**Aim:** For the data below, report only the number of lines containing the string "name".

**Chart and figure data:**
______

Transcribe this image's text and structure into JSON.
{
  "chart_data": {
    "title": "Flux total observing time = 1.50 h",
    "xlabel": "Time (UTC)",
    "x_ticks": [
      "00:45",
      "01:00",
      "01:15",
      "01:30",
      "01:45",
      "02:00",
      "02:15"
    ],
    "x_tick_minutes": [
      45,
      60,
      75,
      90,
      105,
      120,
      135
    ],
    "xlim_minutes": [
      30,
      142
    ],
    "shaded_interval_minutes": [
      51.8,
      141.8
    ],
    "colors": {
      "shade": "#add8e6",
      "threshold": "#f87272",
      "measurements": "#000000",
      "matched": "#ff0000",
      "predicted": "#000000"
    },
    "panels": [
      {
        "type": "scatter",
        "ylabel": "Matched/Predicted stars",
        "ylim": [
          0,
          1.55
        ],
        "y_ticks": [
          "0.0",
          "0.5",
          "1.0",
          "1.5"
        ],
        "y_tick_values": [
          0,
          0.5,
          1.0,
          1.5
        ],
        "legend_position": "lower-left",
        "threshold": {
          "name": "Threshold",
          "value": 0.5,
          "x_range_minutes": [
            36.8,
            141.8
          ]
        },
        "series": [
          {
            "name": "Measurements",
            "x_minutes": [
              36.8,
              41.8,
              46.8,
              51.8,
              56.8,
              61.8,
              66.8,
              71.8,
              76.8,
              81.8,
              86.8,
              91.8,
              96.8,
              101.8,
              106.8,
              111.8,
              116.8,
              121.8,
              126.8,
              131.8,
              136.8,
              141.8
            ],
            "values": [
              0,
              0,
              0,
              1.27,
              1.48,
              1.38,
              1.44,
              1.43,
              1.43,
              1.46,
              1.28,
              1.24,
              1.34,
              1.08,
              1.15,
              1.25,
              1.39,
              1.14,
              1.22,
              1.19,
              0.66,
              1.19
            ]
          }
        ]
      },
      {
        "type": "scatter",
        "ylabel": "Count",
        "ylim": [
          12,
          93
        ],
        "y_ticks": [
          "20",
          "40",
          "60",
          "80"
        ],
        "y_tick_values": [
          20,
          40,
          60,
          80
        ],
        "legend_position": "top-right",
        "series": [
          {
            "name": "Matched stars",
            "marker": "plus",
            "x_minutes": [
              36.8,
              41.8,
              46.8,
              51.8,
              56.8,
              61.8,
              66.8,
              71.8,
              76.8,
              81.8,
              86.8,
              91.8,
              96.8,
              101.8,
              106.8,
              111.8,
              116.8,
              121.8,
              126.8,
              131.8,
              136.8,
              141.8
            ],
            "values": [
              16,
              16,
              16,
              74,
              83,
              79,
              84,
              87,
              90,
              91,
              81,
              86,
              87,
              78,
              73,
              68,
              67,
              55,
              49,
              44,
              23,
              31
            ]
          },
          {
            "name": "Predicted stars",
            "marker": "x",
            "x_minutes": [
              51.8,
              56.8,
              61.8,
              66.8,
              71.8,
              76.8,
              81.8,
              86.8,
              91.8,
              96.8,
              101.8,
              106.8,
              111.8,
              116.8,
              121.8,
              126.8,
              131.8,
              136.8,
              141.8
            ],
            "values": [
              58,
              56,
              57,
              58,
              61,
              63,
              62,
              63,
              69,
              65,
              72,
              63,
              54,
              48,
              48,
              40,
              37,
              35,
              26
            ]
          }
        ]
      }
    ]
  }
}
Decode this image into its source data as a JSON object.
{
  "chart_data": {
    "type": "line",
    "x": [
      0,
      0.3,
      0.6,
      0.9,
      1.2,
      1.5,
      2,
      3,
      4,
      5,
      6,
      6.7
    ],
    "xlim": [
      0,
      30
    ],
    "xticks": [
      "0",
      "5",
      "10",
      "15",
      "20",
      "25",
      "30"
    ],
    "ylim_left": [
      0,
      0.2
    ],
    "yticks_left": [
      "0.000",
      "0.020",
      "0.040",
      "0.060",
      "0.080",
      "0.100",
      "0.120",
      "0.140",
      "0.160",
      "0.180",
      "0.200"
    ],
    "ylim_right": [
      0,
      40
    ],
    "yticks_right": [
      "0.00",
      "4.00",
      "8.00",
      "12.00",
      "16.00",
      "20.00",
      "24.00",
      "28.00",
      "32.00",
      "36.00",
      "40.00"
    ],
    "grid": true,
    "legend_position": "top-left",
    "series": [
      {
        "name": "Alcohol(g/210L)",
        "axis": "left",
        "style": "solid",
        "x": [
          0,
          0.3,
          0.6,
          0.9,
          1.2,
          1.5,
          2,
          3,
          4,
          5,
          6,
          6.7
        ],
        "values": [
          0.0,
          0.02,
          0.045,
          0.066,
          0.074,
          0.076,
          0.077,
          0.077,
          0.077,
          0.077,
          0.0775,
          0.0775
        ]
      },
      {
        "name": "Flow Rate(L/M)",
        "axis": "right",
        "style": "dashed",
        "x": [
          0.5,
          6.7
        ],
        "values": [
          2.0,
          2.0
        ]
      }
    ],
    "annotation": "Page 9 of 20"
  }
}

______

**Complete answer:** 6